▸ Task brief: Without including any pictures, write out the listing below exactly.

★ ★ ★

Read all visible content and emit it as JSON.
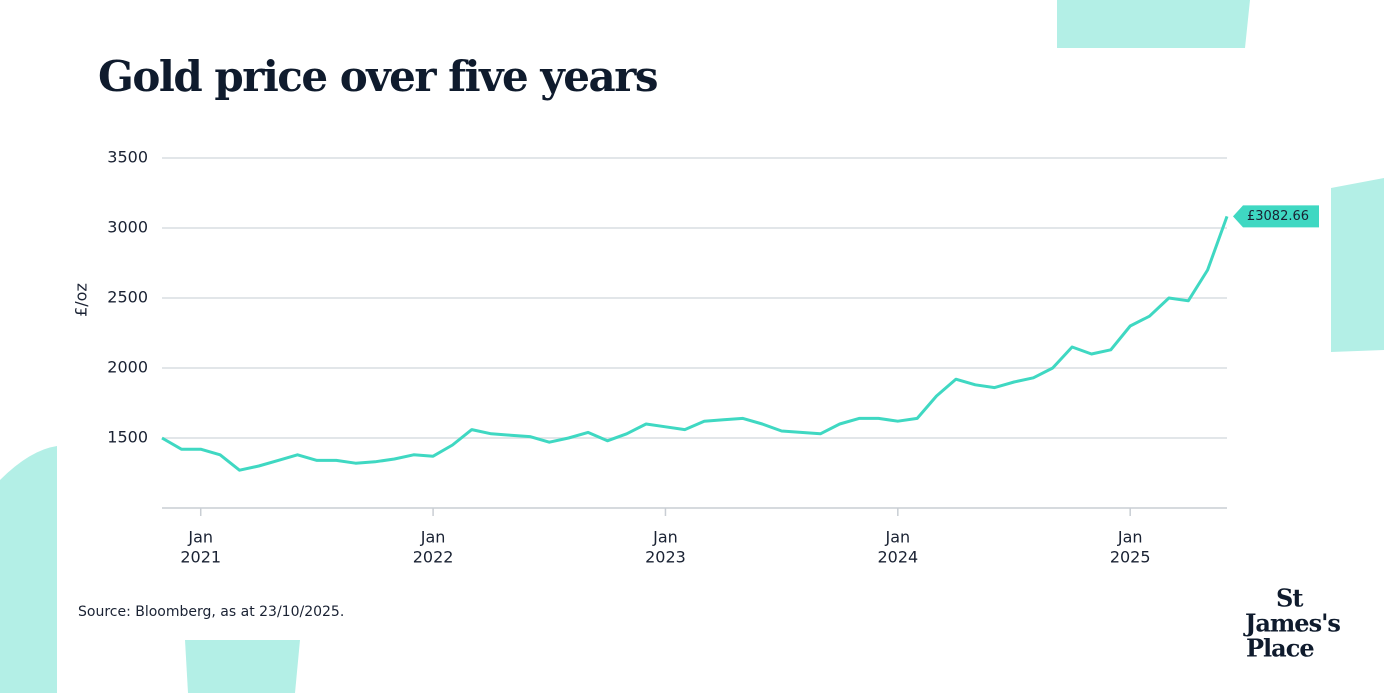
{
  "chart_data": {
    "type": "line",
    "title": "Gold price over five years",
    "ylabel": "£/oz",
    "source": "Source: Bloomberg, as at 23/10/2025.",
    "brand": [
      "St",
      "James's",
      "Place"
    ],
    "end_label": "£3082.66",
    "x": [
      "2020-11",
      "2020-12",
      "2021-01",
      "2021-02",
      "2021-03",
      "2021-04",
      "2021-05",
      "2021-06",
      "2021-07",
      "2021-08",
      "2021-09",
      "2021-10",
      "2021-11",
      "2021-12",
      "2022-01",
      "2022-02",
      "2022-03",
      "2022-04",
      "2022-05",
      "2022-06",
      "2022-07",
      "2022-08",
      "2022-09",
      "2022-10",
      "2022-11",
      "2022-12",
      "2023-01",
      "2023-02",
      "2023-03",
      "2023-04",
      "2023-05",
      "2023-06",
      "2023-07",
      "2023-08",
      "2023-09",
      "2023-10",
      "2023-11",
      "2023-12",
      "2024-01",
      "2024-02",
      "2024-03",
      "2024-04",
      "2024-05",
      "2024-06",
      "2024-07",
      "2024-08",
      "2024-09",
      "2024-10",
      "2024-11",
      "2024-12",
      "2025-01",
      "2025-02",
      "2025-03",
      "2025-04",
      "2025-05",
      "2025-06"
    ],
    "series": [
      {
        "name": "Gold price",
        "color": "#3fd8c2",
        "values": [
          1500,
          1420,
          1420,
          1380,
          1270,
          1300,
          1340,
          1380,
          1340,
          1340,
          1320,
          1330,
          1350,
          1380,
          1370,
          1450,
          1560,
          1530,
          1520,
          1510,
          1470,
          1500,
          1540,
          1480,
          1530,
          1600,
          1580,
          1560,
          1620,
          1630,
          1640,
          1600,
          1550,
          1540,
          1530,
          1600,
          1640,
          1640,
          1620,
          1640,
          1800,
          1920,
          1880,
          1860,
          1900,
          1930,
          2000,
          2150,
          2100,
          2130,
          2300,
          2370,
          2500,
          2480,
          2700,
          3082.66
        ]
      }
    ],
    "xlim": [
      "2020-11",
      "2025-06"
    ],
    "xticks": [
      {
        "value": "2021-01",
        "label": [
          "Jan",
          "2021"
        ]
      },
      {
        "value": "2022-01",
        "label": [
          "Jan",
          "2022"
        ]
      },
      {
        "value": "2023-01",
        "label": [
          "Jan",
          "2023"
        ]
      },
      {
        "value": "2024-01",
        "label": [
          "Jan",
          "2024"
        ]
      },
      {
        "value": "2025-01",
        "label": [
          "Jan",
          "2025"
        ]
      }
    ],
    "ylim": [
      1000,
      3500
    ],
    "yticks": [
      1500,
      2000,
      2500,
      3000,
      3500
    ],
    "grid": true
  }
}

★ ★ ★

▸ The output:
Read all visible content and emit it as JSON.
{
  "chart_data": {
    "type": "line",
    "title": "Gold price over five years",
    "ylabel": "£/oz",
    "source": "Source: Bloomberg, as at 23/10/2025.",
    "brand": [
      "St",
      "James's",
      "Place"
    ],
    "end_label": "£3082.66",
    "x": [
      "2020-11",
      "2020-12",
      "2021-01",
      "2021-02",
      "2021-03",
      "2021-04",
      "2021-05",
      "2021-06",
      "2021-07",
      "2021-08",
      "2021-09",
      "2021-10",
      "2021-11",
      "2021-12",
      "2022-01",
      "2022-02",
      "2022-03",
      "2022-04",
      "2022-05",
      "2022-06",
      "2022-07",
      "2022-08",
      "2022-09",
      "2022-10",
      "2022-11",
      "2022-12",
      "2023-01",
      "2023-02",
      "2023-03",
      "2023-04",
      "2023-05",
      "2023-06",
      "2023-07",
      "2023-08",
      "2023-09",
      "2023-10",
      "2023-11",
      "2023-12",
      "2024-01",
      "2024-02",
      "2024-03",
      "2024-04",
      "2024-05",
      "2024-06",
      "2024-07",
      "2024-08",
      "2024-09",
      "2024-10",
      "2024-11",
      "2024-12",
      "2025-01",
      "2025-02",
      "2025-03",
      "2025-04",
      "2025-05",
      "2025-06"
    ],
    "series": [
      {
        "name": "Gold price",
        "color": "#3fd8c2",
        "values": [
          1500,
          1420,
          1420,
          1380,
          1270,
          1300,
          1340,
          1380,
          1340,
          1340,
          1320,
          1330,
          1350,
          1380,
          1370,
          1450,
          1560,
          1530,
          1520,
          1510,
          1470,
          1500,
          1540,
          1480,
          1530,
          1600,
          1580,
          1560,
          1620,
          1630,
          1640,
          1600,
          1550,
          1540,
          1530,
          1600,
          1640,
          1640,
          1620,
          1640,
          1800,
          1920,
          1880,
          1860,
          1900,
          1930,
          2000,
          2150,
          2100,
          2130,
          2300,
          2370,
          2500,
          2480,
          2700,
          3082.66
        ]
      }
    ],
    "xlim": [
      "2020-11",
      "2025-06"
    ],
    "xticks": [
      {
        "value": "2021-01",
        "label": [
          "Jan",
          "2021"
        ]
      },
      {
        "value": "2022-01",
        "label": [
          "Jan",
          "2022"
        ]
      },
      {
        "value": "2023-01",
        "label": [
          "Jan",
          "2023"
        ]
      },
      {
        "value": "2024-01",
        "label": [
          "Jan",
          "2024"
        ]
      },
      {
        "value": "2025-01",
        "label": [
          "Jan",
          "2025"
        ]
      }
    ],
    "ylim": [
      1000,
      3500
    ],
    "yticks": [
      1500,
      2000,
      2500,
      3000,
      3500
    ],
    "grid": true
  }
}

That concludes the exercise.